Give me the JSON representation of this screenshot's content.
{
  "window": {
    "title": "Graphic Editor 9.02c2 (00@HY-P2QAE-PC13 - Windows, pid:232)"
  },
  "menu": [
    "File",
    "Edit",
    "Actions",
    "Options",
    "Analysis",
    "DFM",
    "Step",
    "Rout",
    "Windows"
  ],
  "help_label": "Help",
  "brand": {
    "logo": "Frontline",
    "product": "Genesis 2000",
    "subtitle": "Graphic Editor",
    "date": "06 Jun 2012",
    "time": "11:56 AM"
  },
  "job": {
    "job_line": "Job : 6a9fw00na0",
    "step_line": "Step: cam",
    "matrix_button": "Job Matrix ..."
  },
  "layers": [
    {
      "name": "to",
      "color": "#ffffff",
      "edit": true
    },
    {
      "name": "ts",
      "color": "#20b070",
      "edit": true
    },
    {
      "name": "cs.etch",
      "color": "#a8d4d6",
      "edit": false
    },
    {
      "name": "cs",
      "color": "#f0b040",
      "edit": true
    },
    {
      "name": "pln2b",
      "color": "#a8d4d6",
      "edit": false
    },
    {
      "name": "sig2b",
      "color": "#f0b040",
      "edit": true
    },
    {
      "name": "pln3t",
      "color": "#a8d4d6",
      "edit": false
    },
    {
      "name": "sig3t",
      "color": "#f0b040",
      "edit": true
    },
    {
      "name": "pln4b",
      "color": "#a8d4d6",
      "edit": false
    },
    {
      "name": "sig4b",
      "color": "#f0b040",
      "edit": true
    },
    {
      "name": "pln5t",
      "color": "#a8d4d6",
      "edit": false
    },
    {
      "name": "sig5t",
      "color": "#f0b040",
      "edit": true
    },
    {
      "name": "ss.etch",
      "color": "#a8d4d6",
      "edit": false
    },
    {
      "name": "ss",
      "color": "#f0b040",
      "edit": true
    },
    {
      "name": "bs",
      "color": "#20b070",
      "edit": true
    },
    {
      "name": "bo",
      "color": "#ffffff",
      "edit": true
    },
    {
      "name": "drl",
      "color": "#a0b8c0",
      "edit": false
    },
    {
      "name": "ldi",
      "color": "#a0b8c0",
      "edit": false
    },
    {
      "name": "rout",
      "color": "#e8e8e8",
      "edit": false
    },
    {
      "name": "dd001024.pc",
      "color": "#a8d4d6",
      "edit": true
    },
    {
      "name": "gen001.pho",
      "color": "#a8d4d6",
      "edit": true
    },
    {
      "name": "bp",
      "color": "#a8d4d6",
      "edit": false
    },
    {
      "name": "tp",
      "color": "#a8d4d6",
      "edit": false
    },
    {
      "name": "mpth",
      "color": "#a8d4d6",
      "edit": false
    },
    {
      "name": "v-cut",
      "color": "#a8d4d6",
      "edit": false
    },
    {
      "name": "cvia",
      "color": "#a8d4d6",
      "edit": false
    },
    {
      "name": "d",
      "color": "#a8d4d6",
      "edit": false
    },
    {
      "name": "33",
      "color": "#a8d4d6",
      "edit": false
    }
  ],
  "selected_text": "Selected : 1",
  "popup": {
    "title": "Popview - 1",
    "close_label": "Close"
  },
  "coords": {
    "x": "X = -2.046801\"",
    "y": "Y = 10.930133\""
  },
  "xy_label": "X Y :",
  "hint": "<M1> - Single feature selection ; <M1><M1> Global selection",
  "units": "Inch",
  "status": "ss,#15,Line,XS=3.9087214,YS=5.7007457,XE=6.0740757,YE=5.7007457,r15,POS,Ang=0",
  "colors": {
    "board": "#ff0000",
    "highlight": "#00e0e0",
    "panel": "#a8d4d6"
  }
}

The task = Copy each line above where the string "Windows" occurs.

Answer space =
    "title": "Graphic Editor 9.02c2 (00@HY-P2QAE-PC13 - Windows, pid:232)"
    "Windows"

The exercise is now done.